Figure content listings
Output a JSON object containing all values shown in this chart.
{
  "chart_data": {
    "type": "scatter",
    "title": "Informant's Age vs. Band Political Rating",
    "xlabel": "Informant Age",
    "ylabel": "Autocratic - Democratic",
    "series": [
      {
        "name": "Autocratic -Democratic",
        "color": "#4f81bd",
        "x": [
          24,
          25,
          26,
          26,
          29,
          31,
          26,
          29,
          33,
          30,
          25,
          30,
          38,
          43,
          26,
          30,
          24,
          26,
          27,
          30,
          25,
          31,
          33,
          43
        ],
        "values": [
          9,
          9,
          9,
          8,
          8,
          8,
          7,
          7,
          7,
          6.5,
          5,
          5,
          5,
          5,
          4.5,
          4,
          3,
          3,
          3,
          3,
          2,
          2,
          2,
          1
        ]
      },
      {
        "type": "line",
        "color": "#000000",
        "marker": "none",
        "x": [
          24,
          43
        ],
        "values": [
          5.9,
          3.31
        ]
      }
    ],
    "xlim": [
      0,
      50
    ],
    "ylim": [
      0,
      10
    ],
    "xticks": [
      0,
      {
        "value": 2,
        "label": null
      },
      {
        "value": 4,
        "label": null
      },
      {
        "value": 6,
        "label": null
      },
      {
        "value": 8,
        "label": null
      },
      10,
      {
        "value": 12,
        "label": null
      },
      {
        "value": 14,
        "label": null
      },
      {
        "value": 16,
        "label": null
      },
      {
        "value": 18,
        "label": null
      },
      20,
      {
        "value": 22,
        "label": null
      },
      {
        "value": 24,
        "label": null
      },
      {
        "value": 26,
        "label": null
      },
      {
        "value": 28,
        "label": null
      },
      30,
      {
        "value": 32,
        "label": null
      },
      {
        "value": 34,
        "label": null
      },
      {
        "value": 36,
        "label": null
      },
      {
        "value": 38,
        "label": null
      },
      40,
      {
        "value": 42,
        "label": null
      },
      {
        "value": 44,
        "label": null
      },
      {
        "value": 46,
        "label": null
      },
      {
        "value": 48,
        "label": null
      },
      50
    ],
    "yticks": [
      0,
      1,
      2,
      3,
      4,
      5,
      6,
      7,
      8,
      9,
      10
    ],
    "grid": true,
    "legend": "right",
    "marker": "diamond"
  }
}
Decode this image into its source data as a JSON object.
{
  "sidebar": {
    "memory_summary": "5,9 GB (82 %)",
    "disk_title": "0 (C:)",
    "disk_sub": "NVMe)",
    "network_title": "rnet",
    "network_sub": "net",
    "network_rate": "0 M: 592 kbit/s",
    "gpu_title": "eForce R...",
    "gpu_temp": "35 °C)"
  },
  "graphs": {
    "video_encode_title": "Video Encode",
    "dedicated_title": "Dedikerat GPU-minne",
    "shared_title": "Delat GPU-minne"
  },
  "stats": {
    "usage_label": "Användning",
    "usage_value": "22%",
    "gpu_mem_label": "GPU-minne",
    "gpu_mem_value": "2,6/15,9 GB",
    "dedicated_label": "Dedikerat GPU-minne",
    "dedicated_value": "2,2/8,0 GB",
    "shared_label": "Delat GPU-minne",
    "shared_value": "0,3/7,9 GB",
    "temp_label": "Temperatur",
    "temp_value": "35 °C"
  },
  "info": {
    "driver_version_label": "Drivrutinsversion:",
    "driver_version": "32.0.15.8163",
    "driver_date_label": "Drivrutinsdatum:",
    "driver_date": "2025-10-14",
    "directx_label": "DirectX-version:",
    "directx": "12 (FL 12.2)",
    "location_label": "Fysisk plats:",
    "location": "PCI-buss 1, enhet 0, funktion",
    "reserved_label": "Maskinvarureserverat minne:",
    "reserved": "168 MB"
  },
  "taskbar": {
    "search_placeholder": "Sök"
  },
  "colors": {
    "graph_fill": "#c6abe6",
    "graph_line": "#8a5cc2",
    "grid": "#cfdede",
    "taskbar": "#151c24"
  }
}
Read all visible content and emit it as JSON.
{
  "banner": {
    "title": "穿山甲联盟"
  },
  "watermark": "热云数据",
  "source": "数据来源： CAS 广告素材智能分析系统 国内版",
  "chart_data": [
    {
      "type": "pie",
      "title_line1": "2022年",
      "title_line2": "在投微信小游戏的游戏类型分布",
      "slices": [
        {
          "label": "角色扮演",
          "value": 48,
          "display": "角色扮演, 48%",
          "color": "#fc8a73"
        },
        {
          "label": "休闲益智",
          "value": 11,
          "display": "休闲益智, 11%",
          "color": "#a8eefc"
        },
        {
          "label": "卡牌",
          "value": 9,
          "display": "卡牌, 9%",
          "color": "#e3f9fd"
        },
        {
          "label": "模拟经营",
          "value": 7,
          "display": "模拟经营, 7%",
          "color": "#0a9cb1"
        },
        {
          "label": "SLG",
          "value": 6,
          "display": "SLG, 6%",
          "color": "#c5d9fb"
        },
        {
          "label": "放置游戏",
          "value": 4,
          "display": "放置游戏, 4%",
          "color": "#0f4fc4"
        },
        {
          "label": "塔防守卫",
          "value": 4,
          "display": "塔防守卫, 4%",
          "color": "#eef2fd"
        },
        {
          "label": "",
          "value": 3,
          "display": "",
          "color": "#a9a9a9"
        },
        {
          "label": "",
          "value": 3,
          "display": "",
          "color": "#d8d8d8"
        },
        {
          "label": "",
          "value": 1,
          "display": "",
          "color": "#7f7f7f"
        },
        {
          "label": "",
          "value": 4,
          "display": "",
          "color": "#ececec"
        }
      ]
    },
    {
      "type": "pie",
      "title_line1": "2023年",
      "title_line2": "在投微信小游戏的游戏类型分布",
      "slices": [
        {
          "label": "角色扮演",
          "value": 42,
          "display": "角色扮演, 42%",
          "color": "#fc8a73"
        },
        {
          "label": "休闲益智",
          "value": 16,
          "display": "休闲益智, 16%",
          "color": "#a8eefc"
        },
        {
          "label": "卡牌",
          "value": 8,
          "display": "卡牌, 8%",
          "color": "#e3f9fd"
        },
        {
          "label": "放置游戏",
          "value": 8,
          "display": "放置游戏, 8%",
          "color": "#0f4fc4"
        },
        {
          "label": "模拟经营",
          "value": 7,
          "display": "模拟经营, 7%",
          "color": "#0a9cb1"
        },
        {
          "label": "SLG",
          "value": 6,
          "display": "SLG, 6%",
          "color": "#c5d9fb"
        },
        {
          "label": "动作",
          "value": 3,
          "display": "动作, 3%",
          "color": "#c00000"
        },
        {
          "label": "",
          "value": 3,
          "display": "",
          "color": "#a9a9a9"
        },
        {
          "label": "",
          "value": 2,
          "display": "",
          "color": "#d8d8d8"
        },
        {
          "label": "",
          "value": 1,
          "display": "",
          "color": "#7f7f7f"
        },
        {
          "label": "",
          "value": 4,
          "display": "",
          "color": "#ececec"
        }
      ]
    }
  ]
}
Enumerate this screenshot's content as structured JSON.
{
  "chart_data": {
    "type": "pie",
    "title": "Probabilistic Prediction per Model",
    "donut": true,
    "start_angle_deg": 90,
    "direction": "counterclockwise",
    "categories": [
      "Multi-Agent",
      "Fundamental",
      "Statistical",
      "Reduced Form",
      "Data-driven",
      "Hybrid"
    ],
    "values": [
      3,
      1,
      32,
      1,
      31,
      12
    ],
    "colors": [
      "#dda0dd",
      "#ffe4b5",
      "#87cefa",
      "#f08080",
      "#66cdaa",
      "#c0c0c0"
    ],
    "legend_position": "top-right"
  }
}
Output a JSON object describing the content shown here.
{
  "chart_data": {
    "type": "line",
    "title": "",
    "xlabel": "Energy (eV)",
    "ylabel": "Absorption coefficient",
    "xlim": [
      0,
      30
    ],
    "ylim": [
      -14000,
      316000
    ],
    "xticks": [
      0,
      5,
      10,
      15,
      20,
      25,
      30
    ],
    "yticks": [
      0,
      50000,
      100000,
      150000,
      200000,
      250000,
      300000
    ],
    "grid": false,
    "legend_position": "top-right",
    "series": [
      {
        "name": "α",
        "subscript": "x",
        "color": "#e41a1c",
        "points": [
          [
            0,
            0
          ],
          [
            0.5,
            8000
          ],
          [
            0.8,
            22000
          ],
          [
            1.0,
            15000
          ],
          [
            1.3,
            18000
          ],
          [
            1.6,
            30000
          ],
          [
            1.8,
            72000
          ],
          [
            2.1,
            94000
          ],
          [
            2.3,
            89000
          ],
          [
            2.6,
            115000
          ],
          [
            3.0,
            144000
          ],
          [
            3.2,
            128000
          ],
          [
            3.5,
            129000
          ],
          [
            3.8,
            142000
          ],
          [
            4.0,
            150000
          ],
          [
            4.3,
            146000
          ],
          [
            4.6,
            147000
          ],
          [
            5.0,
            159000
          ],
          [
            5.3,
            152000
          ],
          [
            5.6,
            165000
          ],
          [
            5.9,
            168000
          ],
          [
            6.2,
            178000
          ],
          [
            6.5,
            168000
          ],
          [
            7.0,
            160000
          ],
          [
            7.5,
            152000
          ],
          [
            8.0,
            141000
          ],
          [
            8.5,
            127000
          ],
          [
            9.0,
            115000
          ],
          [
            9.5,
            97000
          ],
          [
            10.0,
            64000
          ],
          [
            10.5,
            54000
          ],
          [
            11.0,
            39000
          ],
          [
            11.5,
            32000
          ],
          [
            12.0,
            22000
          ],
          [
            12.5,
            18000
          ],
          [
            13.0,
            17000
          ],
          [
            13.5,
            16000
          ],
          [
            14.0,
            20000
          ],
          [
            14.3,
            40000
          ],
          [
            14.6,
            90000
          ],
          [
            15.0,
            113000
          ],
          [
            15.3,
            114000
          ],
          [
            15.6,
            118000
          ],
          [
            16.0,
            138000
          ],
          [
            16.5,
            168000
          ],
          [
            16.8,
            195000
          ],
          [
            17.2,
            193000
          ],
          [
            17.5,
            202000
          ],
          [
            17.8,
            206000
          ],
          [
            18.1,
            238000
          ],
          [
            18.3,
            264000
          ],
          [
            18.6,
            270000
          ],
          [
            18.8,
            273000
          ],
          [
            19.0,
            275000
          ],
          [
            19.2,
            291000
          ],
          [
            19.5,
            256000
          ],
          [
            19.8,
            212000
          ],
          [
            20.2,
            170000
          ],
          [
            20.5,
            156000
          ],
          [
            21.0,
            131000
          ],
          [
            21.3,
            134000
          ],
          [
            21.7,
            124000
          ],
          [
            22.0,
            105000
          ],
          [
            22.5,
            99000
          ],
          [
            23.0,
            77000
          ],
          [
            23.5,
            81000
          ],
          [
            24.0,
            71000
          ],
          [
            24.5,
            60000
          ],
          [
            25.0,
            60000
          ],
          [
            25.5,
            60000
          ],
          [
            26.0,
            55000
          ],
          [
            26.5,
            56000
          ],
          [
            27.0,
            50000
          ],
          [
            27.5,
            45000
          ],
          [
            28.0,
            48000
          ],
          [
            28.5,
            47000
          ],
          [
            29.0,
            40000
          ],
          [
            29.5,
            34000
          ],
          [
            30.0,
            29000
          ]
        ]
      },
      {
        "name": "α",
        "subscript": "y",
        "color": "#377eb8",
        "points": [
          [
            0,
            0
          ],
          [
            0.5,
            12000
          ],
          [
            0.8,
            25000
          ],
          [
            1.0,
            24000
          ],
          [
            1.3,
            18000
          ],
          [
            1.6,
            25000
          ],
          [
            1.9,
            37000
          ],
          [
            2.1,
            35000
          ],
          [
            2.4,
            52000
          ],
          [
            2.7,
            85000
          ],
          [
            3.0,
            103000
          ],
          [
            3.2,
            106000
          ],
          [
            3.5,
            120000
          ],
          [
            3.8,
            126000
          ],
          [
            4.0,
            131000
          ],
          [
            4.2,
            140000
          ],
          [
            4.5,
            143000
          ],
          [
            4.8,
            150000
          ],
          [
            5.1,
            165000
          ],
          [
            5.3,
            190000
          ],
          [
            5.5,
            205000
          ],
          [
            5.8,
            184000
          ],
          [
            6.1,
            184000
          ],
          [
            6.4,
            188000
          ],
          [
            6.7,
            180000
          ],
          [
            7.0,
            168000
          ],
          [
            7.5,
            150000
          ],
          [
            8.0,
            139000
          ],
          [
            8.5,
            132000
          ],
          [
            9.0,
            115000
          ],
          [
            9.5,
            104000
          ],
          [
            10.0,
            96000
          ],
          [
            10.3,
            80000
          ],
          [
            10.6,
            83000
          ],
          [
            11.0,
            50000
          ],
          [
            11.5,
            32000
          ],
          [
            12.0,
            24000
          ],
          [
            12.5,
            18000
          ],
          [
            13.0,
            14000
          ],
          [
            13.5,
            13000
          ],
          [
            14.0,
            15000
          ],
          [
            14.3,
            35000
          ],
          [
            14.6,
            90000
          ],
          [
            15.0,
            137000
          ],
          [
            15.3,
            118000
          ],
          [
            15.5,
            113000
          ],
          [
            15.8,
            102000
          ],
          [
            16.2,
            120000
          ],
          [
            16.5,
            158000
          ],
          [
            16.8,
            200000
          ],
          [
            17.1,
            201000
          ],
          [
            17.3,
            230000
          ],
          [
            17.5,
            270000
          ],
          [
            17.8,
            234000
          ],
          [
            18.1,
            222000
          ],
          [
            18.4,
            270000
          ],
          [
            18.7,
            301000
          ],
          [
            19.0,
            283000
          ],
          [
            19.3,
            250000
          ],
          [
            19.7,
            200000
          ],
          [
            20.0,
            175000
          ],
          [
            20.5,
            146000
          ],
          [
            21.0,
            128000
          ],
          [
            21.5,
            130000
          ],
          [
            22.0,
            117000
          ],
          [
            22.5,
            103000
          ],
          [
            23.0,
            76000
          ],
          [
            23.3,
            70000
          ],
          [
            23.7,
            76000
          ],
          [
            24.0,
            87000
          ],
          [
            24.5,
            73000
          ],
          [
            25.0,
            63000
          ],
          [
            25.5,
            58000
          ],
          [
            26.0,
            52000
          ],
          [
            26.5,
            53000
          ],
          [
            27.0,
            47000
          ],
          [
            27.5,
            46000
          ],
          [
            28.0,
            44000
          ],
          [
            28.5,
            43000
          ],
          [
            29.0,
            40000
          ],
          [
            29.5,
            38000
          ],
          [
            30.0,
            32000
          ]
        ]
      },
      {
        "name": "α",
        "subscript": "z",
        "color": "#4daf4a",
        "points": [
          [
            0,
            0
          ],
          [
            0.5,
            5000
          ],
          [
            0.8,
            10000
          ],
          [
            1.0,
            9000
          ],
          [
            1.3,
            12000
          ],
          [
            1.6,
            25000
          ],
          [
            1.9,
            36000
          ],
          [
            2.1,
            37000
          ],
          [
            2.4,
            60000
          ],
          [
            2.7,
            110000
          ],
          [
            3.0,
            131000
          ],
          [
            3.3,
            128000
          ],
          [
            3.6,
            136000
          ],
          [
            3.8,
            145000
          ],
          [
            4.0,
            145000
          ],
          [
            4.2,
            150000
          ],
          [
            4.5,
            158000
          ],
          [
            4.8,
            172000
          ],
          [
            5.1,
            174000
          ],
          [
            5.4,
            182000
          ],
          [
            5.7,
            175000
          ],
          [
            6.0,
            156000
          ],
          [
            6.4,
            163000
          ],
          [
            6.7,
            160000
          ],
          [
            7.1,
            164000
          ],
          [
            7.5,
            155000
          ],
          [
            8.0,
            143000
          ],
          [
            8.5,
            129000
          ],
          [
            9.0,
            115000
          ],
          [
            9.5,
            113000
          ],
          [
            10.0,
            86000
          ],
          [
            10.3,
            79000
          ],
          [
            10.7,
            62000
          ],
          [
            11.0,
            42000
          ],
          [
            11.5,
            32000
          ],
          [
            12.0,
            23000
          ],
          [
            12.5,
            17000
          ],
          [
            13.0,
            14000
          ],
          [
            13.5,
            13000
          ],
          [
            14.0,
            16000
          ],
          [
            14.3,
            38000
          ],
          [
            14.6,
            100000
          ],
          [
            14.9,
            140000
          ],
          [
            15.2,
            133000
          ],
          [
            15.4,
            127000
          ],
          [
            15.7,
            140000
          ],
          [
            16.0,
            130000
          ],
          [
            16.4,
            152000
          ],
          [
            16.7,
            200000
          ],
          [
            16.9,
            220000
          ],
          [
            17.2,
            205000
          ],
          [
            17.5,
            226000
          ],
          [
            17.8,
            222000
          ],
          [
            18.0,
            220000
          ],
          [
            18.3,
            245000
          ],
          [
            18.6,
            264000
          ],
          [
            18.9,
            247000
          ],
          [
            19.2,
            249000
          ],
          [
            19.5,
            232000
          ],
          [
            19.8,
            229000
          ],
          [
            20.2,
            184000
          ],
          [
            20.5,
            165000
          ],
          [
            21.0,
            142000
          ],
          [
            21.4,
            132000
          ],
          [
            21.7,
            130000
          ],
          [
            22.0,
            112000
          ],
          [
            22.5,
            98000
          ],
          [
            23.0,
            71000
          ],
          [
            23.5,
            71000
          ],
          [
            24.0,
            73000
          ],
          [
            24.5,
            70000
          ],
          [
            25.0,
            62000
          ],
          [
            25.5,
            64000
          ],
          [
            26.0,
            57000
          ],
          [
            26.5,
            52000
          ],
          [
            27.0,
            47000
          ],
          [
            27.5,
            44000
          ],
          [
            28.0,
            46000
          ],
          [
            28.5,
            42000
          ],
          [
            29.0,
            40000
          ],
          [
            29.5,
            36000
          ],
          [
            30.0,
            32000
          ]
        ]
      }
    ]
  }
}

TASK OBJECTIVE:
Search the preceding listing for "xlabel" and extract every line where it is found.

SOLUTION:
    "xlabel": "Informant Age",
    "xlabel": "Energy (eV)",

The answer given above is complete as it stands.